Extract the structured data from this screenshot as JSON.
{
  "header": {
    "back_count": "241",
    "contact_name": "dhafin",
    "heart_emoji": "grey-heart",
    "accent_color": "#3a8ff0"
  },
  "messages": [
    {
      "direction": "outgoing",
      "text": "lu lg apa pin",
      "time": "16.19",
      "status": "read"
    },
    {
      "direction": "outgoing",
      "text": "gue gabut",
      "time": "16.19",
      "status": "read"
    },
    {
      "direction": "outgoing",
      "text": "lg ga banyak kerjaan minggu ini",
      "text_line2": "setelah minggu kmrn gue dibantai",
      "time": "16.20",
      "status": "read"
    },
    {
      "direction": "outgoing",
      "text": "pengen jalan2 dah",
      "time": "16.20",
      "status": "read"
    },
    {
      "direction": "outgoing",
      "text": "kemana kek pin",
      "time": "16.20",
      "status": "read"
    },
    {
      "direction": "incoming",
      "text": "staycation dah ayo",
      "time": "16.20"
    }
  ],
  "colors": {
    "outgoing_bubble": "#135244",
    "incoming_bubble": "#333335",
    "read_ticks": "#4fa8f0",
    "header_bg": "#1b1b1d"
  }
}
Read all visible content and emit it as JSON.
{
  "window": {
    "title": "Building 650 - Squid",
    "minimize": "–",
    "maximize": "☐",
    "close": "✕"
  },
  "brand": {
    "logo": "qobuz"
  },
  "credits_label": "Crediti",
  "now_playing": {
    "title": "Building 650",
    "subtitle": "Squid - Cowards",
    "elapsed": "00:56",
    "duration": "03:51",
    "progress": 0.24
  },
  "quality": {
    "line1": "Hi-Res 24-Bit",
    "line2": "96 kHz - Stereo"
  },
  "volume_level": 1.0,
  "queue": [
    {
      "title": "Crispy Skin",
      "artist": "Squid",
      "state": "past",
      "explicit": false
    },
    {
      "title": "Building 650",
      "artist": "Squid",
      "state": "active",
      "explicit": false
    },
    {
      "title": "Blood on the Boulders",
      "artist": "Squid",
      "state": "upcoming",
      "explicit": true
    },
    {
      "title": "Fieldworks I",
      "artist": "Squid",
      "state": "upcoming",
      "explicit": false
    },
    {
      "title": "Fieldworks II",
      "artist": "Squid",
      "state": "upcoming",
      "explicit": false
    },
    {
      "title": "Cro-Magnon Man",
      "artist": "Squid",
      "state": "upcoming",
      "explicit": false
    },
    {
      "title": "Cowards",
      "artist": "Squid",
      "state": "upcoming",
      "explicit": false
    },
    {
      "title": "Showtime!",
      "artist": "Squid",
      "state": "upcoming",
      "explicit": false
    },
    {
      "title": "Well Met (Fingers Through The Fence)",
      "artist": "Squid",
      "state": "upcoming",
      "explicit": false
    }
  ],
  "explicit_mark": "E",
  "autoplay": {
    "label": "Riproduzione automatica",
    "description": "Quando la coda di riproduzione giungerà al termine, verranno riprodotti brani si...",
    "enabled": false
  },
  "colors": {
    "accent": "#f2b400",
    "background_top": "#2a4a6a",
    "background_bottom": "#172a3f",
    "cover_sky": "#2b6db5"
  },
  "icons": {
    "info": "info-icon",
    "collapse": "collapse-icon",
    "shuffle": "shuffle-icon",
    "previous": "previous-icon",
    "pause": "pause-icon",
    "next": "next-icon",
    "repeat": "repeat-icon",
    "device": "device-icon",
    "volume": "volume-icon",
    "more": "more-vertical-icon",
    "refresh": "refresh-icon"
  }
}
*-*-*
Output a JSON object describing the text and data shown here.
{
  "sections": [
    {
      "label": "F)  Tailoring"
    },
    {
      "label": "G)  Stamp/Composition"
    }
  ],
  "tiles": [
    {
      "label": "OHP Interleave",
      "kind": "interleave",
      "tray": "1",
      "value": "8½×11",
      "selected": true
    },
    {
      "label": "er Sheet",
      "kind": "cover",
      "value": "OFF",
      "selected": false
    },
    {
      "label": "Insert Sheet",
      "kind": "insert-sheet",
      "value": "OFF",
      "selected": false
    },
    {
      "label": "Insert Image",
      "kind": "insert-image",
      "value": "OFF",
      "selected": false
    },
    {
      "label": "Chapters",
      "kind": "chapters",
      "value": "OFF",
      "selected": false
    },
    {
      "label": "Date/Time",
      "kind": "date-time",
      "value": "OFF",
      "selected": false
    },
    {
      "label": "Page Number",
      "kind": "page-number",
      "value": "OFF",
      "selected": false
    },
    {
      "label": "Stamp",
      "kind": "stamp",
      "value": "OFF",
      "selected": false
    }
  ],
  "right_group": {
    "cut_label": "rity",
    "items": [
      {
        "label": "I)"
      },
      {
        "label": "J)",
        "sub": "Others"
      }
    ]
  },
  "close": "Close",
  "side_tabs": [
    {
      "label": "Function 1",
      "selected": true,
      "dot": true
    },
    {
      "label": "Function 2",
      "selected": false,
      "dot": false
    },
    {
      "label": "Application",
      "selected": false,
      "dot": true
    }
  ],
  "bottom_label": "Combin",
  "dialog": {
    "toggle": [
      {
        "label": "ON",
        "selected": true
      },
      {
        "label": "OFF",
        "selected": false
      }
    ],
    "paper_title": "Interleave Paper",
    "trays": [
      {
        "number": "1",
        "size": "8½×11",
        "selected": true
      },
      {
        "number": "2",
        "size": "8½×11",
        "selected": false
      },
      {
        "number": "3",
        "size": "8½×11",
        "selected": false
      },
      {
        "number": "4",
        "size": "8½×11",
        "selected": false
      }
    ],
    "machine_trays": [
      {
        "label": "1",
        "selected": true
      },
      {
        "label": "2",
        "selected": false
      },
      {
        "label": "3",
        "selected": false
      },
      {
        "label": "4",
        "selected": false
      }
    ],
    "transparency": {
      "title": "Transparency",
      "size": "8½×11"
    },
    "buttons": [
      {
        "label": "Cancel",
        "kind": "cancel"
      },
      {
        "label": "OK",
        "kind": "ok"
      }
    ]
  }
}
*-*-*
STATED GOAL → Look through the listing above. Pick out each line with "kind" and copy it.

WORKED ANSWER →
      "kind": "interleave",
      "kind": "cover",
      "kind": "insert-sheet",
      "kind": "insert-image",
      "kind": "chapters",
      "kind": "date-time",
      "kind": "page-number",
      "kind": "stamp",
        "kind": "cancel"
        "kind": "ok"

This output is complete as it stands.